### Exercise
Below is a listing to write out in full, exactly as given, without its pictures.
--- Begin Input records ---
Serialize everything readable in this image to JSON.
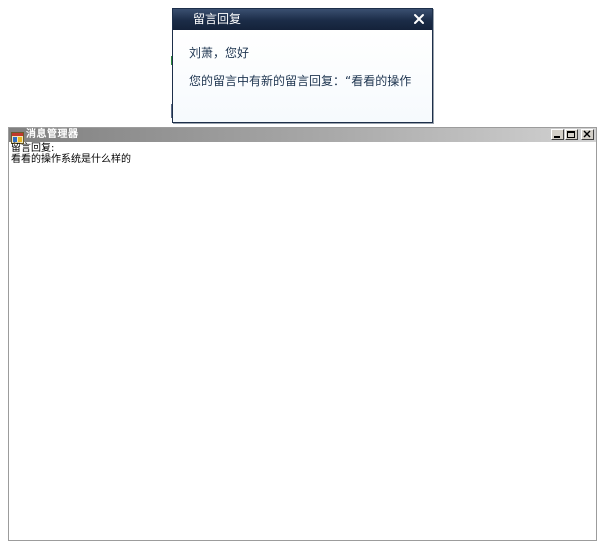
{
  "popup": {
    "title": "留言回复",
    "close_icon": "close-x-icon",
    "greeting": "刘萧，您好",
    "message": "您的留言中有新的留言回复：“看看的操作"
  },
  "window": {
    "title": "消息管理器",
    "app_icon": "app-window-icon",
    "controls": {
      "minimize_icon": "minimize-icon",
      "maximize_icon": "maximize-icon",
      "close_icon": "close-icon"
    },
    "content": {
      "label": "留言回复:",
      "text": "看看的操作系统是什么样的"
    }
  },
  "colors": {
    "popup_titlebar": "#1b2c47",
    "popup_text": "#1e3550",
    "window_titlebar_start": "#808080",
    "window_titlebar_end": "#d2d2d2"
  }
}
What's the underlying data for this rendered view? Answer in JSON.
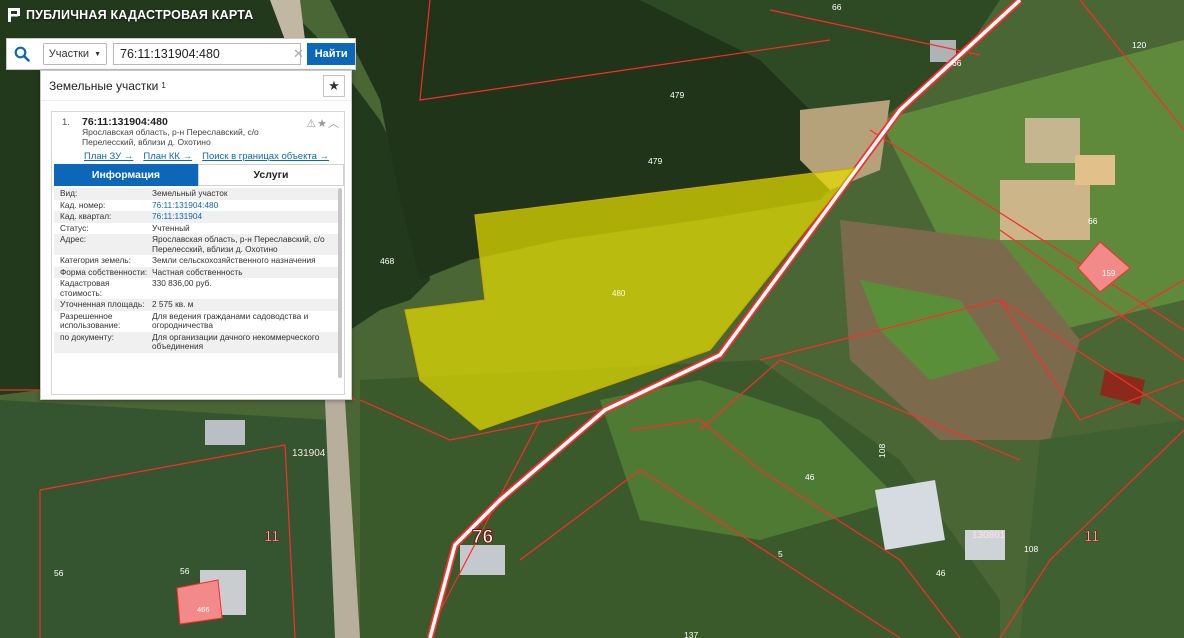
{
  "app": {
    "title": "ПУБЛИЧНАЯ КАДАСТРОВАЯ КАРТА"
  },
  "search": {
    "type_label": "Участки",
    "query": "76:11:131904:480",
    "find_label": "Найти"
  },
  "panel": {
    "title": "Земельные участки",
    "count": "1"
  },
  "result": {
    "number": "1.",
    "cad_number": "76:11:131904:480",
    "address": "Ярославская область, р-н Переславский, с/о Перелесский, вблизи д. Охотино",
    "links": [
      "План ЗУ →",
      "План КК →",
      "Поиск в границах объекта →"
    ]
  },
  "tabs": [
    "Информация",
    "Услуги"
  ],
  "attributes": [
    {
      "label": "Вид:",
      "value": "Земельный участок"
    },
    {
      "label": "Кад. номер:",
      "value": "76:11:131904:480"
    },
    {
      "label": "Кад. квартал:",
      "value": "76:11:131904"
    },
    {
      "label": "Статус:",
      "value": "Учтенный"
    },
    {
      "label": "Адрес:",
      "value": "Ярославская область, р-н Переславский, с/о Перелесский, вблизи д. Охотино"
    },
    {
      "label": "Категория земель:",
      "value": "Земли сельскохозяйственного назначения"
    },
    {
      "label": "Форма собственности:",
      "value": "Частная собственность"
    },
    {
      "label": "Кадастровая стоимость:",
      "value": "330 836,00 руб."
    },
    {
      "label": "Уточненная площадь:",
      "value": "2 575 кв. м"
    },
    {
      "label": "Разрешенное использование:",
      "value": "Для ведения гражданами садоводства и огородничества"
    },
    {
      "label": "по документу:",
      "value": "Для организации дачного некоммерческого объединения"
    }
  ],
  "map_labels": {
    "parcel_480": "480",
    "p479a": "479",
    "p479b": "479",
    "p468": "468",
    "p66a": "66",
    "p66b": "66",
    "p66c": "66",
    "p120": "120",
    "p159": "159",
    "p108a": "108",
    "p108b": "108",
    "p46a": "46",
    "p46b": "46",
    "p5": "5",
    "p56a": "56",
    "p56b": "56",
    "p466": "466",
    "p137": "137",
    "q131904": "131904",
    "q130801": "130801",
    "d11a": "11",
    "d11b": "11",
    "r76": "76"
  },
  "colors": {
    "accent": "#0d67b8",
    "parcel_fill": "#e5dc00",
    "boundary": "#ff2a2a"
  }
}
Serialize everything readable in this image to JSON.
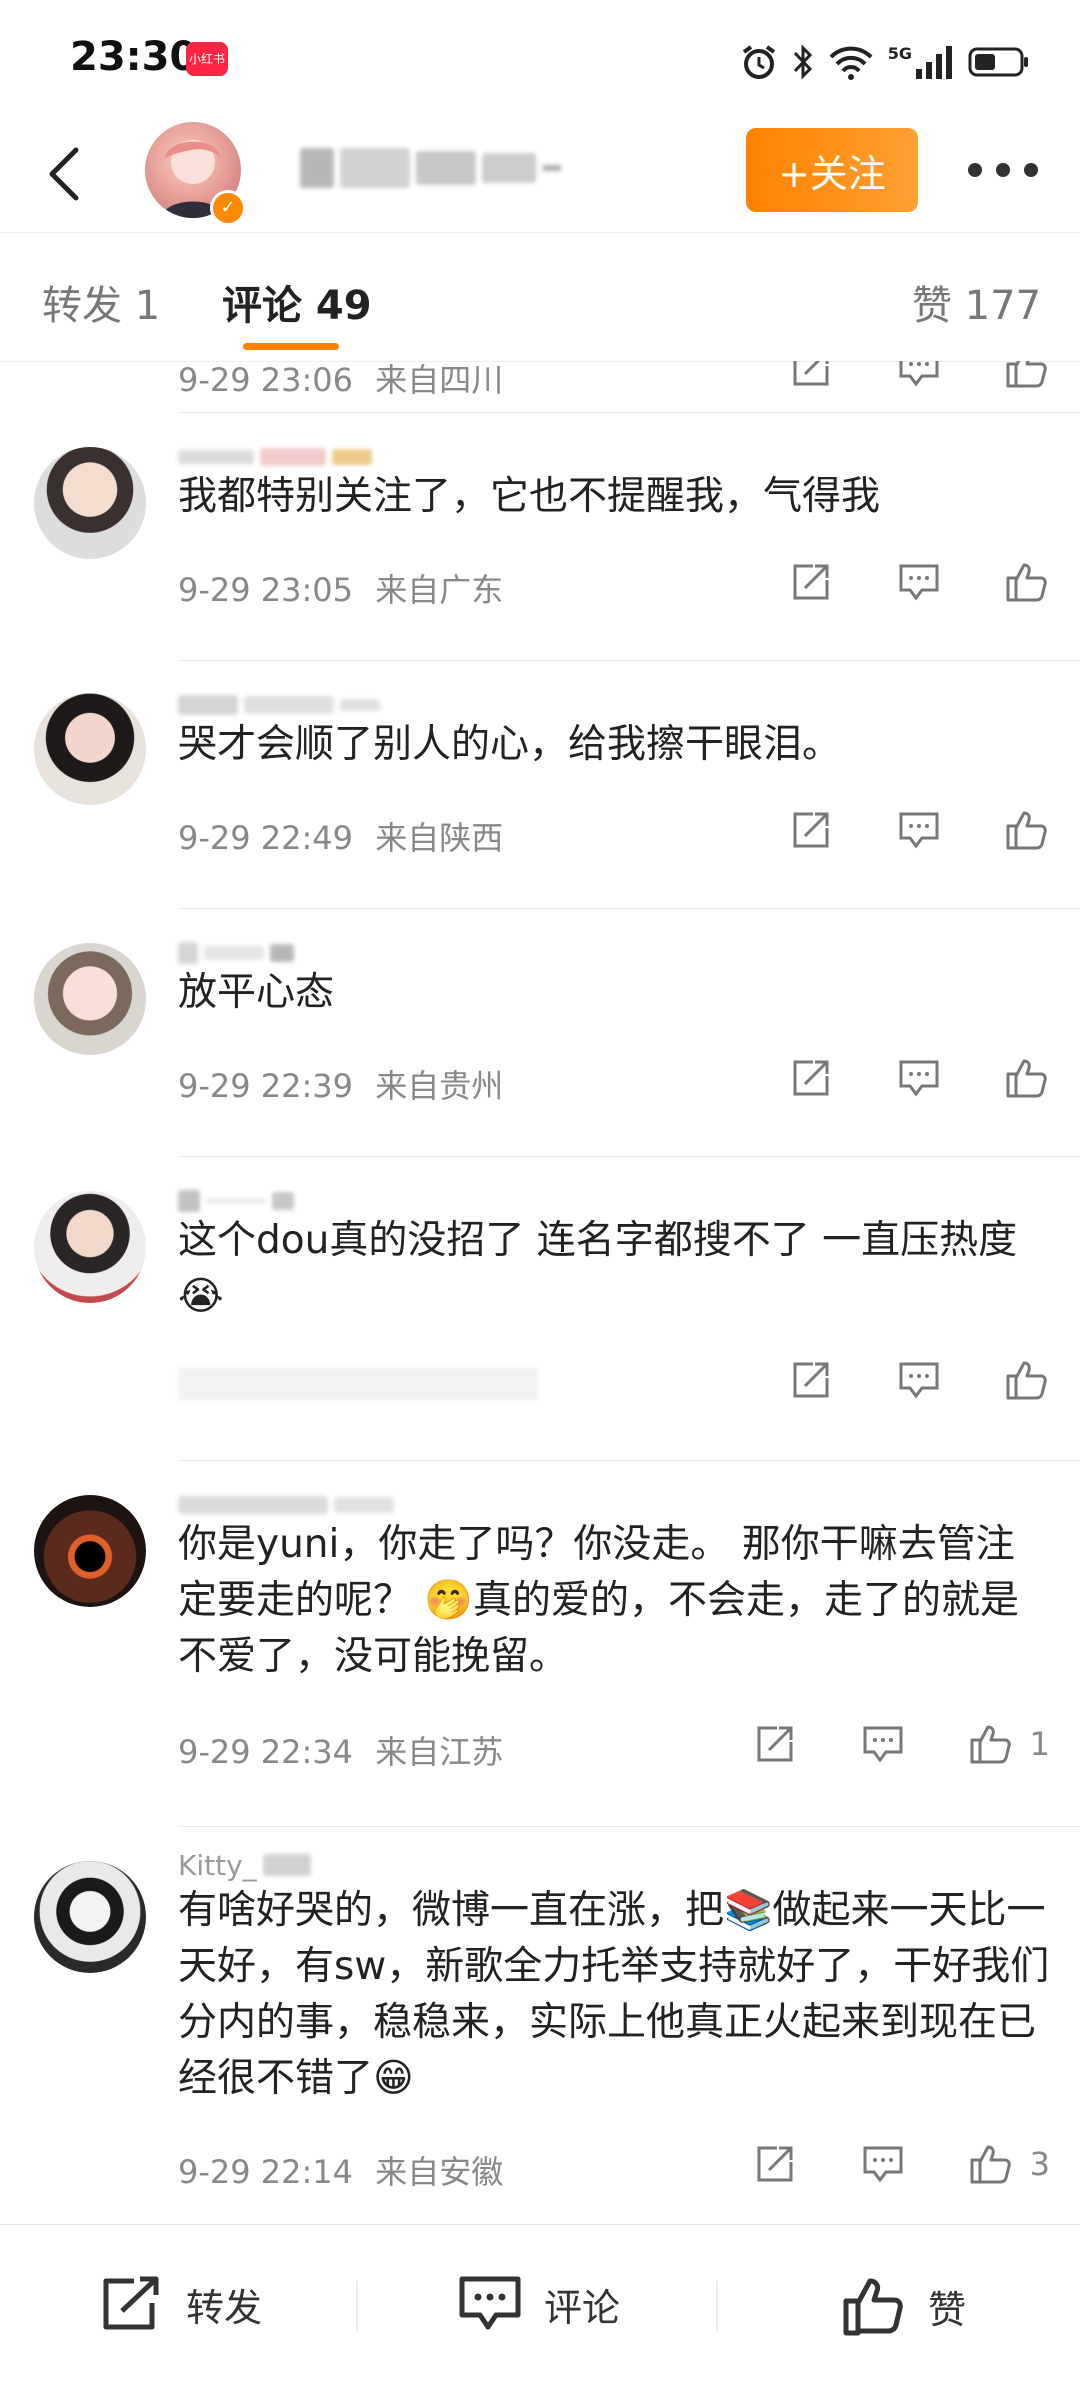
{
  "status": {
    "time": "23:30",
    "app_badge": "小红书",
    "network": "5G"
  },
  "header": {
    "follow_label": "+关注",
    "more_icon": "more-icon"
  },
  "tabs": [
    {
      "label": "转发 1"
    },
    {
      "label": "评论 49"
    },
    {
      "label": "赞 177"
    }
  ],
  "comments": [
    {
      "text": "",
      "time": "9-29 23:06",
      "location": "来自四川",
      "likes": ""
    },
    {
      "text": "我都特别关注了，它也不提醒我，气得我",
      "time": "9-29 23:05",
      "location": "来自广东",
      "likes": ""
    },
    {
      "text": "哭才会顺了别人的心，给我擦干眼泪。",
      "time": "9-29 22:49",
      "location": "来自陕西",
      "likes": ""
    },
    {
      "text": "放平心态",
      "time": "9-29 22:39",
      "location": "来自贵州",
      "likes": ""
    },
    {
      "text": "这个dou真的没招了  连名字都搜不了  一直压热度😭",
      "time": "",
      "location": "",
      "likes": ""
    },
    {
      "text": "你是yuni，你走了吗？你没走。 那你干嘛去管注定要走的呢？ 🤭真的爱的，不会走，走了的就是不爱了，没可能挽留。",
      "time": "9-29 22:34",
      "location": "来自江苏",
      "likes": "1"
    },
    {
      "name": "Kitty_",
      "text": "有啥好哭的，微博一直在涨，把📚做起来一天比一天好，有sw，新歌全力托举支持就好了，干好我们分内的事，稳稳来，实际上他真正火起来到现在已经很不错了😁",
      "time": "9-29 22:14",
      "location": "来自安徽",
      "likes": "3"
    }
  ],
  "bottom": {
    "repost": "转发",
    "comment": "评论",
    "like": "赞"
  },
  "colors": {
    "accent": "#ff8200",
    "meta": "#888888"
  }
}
--- End Input records ---
### Task solution
Serialize everything readable in this image to JSON.
{
  "popup": {
    "title": "留言回复",
    "close_icon": "close-x-icon",
    "greeting": "刘萧，您好",
    "message": "您的留言中有新的留言回复：“看看的操作"
  },
  "window": {
    "title": "消息管理器",
    "app_icon": "app-window-icon",
    "controls": {
      "minimize_icon": "minimize-icon",
      "maximize_icon": "maximize-icon",
      "close_icon": "close-icon"
    },
    "content": {
      "label": "留言回复:",
      "text": "看看的操作系统是什么样的"
    }
  },
  "colors": {
    "popup_titlebar": "#1b2c47",
    "popup_text": "#1e3550",
    "window_titlebar_start": "#808080",
    "window_titlebar_end": "#d2d2d2"
  }
}
What's the underlying data for this rendered view? Answer in JSON.
{
  "app": {
    "title": "ПУБЛИЧНАЯ КАДАСТРОВАЯ КАРТА"
  },
  "search": {
    "type_label": "Участки",
    "query": "76:11:131904:480",
    "find_label": "Найти"
  },
  "panel": {
    "title": "Земельные участки",
    "count": "1"
  },
  "result": {
    "number": "1.",
    "cad_number": "76:11:131904:480",
    "address": "Ярославская область, р-н Переславский, с/о Перелесский, вблизи д. Охотино",
    "links": [
      "План ЗУ →",
      "План КК →",
      "Поиск в границах объекта →"
    ]
  },
  "tabs": [
    "Информация",
    "Услуги"
  ],
  "attributes": [
    {
      "label": "Вид:",
      "value": "Земельный участок"
    },
    {
      "label": "Кад. номер:",
      "value": "76:11:131904:480"
    },
    {
      "label": "Кад. квартал:",
      "value": "76:11:131904"
    },
    {
      "label": "Статус:",
      "value": "Учтенный"
    },
    {
      "label": "Адрес:",
      "value": "Ярославская область, р-н Переславский, с/о Перелесский, вблизи д. Охотино"
    },
    {
      "label": "Категория земель:",
      "value": "Земли сельскохозяйственного назначения"
    },
    {
      "label": "Форма собственности:",
      "value": "Частная собственность"
    },
    {
      "label": "Кадастровая стоимость:",
      "value": "330 836,00 руб."
    },
    {
      "label": "Уточненная площадь:",
      "value": "2 575 кв. м"
    },
    {
      "label": "Разрешенное использование:",
      "value": "Для ведения гражданами садоводства и огородничества"
    },
    {
      "label": "по документу:",
      "value": "Для организации дачного некоммерческого объединения"
    }
  ],
  "map_labels": {
    "parcel_480": "480",
    "p479a": "479",
    "p479b": "479",
    "p468": "468",
    "p66a": "66",
    "p66b": "66",
    "p66c": "66",
    "p120": "120",
    "p159": "159",
    "p108a": "108",
    "p108b": "108",
    "p46a": "46",
    "p46b": "46",
    "p5": "5",
    "p56a": "56",
    "p56b": "56",
    "p466": "466",
    "p137": "137",
    "q131904": "131904",
    "q130801": "130801",
    "d11a": "11",
    "d11b": "11",
    "r76": "76"
  },
  "colors": {
    "accent": "#0d67b8",
    "parcel_fill": "#e5dc00",
    "boundary": "#ff2a2a"
  }
}
Serialize everything readable in this image to JSON.
{
  "status": {
    "time": "23:30",
    "app_badge": "小红书",
    "network": "5G"
  },
  "header": {
    "follow_label": "+关注",
    "more_icon": "more-icon"
  },
  "tabs": [
    {
      "label": "转发 1"
    },
    {
      "label": "评论 49"
    },
    {
      "label": "赞 177"
    }
  ],
  "comments": [
    {
      "text": "",
      "time": "9-29 23:06",
      "location": "来自四川",
      "likes": ""
    },
    {
      "text": "我都特别关注了，它也不提醒我，气得我",
      "time": "9-29 23:05",
      "location": "来自广东",
      "likes": ""
    },
    {
      "text": "哭才会顺了别人的心，给我擦干眼泪。",
      "time": "9-29 22:49",
      "location": "来自陕西",
      "likes": ""
    },
    {
      "text": "放平心态",
      "time": "9-29 22:39",
      "location": "来自贵州",
      "likes": ""
    },
    {
      "text": "这个dou真的没招了  连名字都搜不了  一直压热度😭",
      "time": "",
      "location": "",
      "likes": ""
    },
    {
      "text": "你是yuni，你走了吗？你没走。 那你干嘛去管注定要走的呢？ 🤭真的爱的，不会走，走了的就是不爱了，没可能挽留。",
      "time": "9-29 22:34",
      "location": "来自江苏",
      "likes": "1"
    },
    {
      "name": "Kitty_",
      "text": "有啥好哭的，微博一直在涨，把📚做起来一天比一天好，有sw，新歌全力托举支持就好了，干好我们分内的事，稳稳来，实际上他真正火起来到现在已经很不错了😁",
      "time": "9-29 22:14",
      "location": "来自安徽",
      "likes": "3"
    }
  ],
  "bottom": {
    "repost": "转发",
    "comment": "评论",
    "like": "赞"
  },
  "colors": {
    "accent": "#ff8200",
    "meta": "#888888"
  }
}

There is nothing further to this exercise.